*SHORT EXERCISE*: Review the lines that follow and copy each one that contains the word "change".

*DATA LISTING*:
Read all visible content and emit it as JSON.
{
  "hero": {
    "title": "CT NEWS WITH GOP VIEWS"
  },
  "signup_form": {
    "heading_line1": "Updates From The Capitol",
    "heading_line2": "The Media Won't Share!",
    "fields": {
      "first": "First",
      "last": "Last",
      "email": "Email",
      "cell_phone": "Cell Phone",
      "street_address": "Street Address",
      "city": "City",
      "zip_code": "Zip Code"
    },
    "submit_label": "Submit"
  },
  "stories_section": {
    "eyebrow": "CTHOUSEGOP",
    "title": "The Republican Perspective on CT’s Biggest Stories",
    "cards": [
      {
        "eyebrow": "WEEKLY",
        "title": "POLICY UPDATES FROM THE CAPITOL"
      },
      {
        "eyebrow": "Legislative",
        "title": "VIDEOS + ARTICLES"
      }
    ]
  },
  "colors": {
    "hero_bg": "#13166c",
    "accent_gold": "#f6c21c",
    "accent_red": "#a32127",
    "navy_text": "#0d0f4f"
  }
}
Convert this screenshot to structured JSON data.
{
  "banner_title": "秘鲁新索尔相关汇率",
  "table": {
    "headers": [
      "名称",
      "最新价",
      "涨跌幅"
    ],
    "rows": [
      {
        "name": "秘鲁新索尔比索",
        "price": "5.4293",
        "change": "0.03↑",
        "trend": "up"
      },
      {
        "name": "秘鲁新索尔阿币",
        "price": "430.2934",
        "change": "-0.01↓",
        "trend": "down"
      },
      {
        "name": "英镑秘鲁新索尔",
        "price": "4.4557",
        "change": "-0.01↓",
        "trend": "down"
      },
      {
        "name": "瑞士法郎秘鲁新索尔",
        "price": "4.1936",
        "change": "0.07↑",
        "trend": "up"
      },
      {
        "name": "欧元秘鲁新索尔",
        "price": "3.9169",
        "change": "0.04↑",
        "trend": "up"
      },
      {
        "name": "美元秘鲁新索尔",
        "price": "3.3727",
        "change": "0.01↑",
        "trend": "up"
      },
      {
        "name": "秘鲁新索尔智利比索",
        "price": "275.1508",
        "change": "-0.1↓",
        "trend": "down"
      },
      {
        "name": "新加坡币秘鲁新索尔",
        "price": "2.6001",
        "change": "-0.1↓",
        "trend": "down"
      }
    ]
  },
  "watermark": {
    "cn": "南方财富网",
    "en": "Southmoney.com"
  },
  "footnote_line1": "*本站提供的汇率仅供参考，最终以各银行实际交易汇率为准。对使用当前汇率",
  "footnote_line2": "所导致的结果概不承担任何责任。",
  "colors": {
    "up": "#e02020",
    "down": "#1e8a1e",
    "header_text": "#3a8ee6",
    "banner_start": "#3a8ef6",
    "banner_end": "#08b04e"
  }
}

*EXERCISE SOLUTION*:
        "change": "0.03↑",
        "change": "-0.01↓",
        "change": "-0.01↓",
        "change": "0.07↑",
        "change": "0.04↑",
        "change": "0.01↑",
        "change": "-0.1↓",
        "change": "-0.1↓",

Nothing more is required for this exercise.